--- To do ---
Select the lines of the records containing the word "this" and list them.

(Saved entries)
※

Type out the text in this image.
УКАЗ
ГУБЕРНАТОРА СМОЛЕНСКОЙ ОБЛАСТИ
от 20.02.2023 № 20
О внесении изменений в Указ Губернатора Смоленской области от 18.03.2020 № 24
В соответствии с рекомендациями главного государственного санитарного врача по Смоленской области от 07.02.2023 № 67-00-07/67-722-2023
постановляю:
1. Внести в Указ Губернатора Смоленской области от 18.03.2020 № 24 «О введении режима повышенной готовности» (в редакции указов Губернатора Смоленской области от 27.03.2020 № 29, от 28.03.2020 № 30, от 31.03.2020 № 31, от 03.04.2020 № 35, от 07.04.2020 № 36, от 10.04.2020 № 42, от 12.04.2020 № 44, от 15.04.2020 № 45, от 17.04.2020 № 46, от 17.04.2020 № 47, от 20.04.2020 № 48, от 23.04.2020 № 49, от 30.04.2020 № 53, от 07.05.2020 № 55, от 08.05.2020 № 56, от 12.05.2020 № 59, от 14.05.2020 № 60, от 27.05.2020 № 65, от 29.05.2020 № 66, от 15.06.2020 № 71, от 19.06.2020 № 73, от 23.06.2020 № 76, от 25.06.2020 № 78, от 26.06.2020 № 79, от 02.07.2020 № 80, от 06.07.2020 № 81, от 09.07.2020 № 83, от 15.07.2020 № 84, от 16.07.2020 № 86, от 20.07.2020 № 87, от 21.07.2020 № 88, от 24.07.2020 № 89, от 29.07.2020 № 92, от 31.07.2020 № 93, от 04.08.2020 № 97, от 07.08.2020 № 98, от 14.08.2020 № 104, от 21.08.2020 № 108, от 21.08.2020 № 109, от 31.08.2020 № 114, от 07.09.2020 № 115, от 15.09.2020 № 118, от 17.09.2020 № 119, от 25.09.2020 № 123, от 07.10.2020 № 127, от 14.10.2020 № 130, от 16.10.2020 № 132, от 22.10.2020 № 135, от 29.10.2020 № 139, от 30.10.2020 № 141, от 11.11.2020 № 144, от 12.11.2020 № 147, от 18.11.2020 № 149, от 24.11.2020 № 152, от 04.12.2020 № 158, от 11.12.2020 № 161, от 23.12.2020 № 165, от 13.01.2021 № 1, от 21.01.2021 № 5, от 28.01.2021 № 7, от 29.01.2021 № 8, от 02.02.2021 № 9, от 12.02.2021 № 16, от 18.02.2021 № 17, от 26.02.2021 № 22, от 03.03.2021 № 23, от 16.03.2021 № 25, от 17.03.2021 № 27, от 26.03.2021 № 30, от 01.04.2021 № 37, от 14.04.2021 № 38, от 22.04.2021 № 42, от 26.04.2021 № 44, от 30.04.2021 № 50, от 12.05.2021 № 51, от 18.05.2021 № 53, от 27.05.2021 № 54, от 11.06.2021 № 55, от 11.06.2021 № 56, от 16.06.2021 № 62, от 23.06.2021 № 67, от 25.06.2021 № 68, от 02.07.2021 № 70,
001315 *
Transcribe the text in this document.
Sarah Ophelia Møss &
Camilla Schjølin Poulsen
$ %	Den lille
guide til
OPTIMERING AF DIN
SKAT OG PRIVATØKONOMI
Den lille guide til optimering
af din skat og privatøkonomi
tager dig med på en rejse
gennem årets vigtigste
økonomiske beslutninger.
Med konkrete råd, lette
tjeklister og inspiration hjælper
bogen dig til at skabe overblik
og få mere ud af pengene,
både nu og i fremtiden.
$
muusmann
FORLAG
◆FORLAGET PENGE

※

--- Expected answer ---
Type out the text in this image.
Transcribe the text in this document.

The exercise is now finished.